Trecho de origem.

####################

Pela ótica da oferta, houve surpresa negativa na agropecuária, queda de 2,3% ante expectativa de 0%, na comparação com o terceiro trimestre; e de serviços, crescimento de 0,1% ante 0,6% da expectativa do FGV IBRE. Em particular, houve forte surpresa negativa na intermediação financeira: queda de 0,3% ante 1,3% de crescimento esperado; e no varejo, crescimento de 0,3%, ante 1% de expectativa. Talvez o ciclo de alta da taxa básica de juros esteja começando a afetar o crédito. Finalmente, outros serviços recuaram 0,1%, um pouco melhor somente do que o recuo projetado de 0,2%. Tomando-se esses números como um todo, aparentemente a tão esperada desaceleração da economia chegou.

A desaceleração fica mais clara quando consideramos o PIB do quarto trimestre de 2024 em comparação ao do segundo trimestre; e o do segundo trimestre de 2024 em comparação ao do quarto trimestre de 2023. Fica clara a desaceleração entre o período 4º tri 2023 - 2ºtri 2024, com alta de 2,3%; e o período 2º tri-4º tri 2024, com elevação de 0,9%.

Quando olhamos 2024 fechado, a natureza do crescimento, em comparação com 2023, é totalmente diferente. Vale separar a economia a componente cíclica, aquela que responde à política econômica, da componente exógena. Esta segunda é formada por indústria extrativa mineral, agropecuária, aluguéis e serviços da administração pública. Em 2023, a componente cíclica cresceu 2,1%, e a exógena, 5,8% – esta última em função do forte desempenho da agropecuária, que cresceu 16,3%, e da indústria extrativa mineral, que cresceu 9,2%. Em 2024, a componente cíclica cresceu 4,4% e a componente exógena cresceu 1,1%. Ou seja, a parcela da economia que responde à política econômica acelerou de 2,1% em 2023 para 4,4% em 2024. De fato, a demanda interna privada cresceu 5,3% em 2024, acelerando muito do 1,9% de 2023. O mesmo ocorreu com a demanda interna, que acelerou de 2,2% em 2023 para 4,7% em 2024.

####################

(Itens armazenados)
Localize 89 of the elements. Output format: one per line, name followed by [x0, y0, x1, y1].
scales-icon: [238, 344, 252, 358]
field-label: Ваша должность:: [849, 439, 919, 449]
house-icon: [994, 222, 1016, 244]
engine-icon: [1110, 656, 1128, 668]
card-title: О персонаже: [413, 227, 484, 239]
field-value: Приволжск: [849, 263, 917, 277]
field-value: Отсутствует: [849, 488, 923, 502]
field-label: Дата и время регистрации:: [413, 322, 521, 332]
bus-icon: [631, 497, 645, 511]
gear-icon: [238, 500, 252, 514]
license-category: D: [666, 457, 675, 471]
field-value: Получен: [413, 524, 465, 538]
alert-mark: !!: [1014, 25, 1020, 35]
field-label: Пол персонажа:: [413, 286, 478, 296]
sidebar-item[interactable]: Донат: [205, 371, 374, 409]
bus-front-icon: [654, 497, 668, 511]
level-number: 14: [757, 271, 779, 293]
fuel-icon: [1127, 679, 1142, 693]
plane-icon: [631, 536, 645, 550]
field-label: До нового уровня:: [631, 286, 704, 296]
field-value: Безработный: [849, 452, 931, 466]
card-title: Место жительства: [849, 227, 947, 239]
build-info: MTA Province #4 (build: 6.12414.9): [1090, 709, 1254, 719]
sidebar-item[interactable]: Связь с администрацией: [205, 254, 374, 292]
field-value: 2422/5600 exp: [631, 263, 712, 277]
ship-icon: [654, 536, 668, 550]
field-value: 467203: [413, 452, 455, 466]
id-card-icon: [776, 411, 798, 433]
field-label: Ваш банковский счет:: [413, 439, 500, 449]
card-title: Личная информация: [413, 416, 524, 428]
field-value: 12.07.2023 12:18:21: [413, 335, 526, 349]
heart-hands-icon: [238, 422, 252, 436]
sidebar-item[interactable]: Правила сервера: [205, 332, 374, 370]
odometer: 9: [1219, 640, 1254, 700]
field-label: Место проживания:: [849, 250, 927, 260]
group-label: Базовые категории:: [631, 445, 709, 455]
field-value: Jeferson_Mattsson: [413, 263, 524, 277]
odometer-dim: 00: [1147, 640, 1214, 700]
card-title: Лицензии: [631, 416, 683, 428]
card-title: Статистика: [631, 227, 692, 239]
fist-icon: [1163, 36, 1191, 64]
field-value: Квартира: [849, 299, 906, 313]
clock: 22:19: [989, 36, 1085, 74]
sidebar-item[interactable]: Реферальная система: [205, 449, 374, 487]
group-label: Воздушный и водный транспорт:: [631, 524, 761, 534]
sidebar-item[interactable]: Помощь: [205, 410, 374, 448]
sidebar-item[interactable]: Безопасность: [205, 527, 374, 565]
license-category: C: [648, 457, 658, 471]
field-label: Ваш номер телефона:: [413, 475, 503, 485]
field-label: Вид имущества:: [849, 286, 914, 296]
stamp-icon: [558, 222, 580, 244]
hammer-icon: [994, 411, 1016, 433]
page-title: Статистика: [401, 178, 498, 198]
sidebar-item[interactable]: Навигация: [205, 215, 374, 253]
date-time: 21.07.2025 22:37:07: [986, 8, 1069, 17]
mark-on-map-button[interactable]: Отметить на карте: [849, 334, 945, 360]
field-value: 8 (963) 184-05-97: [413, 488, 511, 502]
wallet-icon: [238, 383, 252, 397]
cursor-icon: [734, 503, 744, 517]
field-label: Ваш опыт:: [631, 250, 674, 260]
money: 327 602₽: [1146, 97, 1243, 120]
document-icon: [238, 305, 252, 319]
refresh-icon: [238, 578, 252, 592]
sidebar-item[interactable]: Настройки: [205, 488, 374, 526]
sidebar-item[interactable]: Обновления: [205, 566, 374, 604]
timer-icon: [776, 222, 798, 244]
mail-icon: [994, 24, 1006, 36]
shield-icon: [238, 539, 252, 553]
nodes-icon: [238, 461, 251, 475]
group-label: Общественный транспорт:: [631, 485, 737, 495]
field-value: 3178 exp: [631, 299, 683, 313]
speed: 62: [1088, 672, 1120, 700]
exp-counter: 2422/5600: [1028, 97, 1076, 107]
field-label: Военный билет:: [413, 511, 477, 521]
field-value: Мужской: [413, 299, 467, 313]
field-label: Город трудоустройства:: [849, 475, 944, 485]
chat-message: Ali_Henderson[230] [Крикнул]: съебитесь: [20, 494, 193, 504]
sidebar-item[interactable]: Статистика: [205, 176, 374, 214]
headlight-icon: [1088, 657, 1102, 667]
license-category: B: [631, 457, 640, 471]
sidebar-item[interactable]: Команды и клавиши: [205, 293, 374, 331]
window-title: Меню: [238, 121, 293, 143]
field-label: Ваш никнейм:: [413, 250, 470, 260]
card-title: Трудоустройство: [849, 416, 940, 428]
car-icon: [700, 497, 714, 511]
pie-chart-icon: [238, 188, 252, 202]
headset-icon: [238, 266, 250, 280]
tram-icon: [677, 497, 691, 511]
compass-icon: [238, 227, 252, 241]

####################

Tarefa a resolver.
Diga se cada afirmação abaixo está de acordo com o trecho sobre o PIB. Responda sim ou não e cite literalmente as palavras do trecho que decidem a questão.
(a) Em 2024, a componente exógena cresceu mais do que a componente cíclica.
(b) A intermediação financeira caiu, quando se esperava crescimento.
(c) Em 2023, a agropecuária cresceu 16,3%.

Resposta da tarefa.
(a) Não: "Em 2024, a componente cíclica cresceu 4,4% e a componente exógena cresceu 1,1%."
(b) Sim: "queda de 0,3% ante 1,3% de crescimento esperado"
(c) Sim: "agropecuária, que cresceu 16,3%"